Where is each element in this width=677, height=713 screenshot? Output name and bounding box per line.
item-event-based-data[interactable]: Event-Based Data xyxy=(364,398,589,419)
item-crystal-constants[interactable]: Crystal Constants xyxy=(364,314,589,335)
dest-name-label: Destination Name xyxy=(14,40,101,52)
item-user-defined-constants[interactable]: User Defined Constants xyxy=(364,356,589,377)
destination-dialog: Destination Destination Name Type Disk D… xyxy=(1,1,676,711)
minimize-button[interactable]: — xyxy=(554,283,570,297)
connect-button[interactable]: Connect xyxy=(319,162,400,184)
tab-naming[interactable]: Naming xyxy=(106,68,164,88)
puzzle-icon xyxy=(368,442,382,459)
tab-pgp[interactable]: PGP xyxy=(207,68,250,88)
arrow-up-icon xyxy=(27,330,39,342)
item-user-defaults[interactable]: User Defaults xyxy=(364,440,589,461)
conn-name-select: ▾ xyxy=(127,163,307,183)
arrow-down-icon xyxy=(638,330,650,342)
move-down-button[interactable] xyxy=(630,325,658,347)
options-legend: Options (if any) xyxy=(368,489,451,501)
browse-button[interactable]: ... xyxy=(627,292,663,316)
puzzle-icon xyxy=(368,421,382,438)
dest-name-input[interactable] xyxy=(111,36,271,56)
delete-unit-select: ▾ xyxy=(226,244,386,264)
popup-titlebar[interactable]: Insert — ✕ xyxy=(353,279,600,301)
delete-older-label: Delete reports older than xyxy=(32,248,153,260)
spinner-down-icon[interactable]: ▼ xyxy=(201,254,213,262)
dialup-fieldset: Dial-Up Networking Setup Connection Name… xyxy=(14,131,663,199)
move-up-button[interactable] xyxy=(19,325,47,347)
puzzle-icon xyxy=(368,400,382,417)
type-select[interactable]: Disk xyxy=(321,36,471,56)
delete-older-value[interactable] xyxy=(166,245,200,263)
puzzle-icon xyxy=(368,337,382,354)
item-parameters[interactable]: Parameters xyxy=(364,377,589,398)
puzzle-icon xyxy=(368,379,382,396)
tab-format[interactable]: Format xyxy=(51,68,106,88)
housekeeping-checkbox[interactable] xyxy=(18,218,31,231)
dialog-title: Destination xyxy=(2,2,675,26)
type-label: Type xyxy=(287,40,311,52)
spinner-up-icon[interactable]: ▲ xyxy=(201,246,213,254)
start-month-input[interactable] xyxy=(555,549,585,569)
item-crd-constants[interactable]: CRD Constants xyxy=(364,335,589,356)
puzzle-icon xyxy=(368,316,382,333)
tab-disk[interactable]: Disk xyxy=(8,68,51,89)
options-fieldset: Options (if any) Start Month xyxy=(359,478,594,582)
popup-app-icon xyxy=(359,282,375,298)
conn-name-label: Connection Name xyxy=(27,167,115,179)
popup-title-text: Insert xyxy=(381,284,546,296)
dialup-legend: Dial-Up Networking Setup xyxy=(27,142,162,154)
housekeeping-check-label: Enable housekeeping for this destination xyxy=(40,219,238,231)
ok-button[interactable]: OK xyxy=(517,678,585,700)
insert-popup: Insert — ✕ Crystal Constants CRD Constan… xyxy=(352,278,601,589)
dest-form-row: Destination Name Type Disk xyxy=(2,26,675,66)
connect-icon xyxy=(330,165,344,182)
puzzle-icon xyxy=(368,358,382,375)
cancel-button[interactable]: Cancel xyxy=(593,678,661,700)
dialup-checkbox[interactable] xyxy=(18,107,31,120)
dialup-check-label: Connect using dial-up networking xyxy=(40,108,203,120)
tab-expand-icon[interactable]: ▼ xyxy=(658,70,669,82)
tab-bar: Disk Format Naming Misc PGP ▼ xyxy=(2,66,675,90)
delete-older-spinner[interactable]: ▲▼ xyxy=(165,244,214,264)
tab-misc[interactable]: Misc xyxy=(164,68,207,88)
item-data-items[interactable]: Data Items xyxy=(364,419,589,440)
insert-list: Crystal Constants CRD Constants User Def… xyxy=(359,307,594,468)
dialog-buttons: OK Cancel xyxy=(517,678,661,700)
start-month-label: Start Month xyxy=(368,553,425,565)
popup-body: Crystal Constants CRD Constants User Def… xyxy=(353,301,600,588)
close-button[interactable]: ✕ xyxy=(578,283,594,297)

********************

AIM OF THE TASK -
Count the lines in the entries above that contain the string "housekeeping", and reply with only that number.

FINAL ANSWER -
2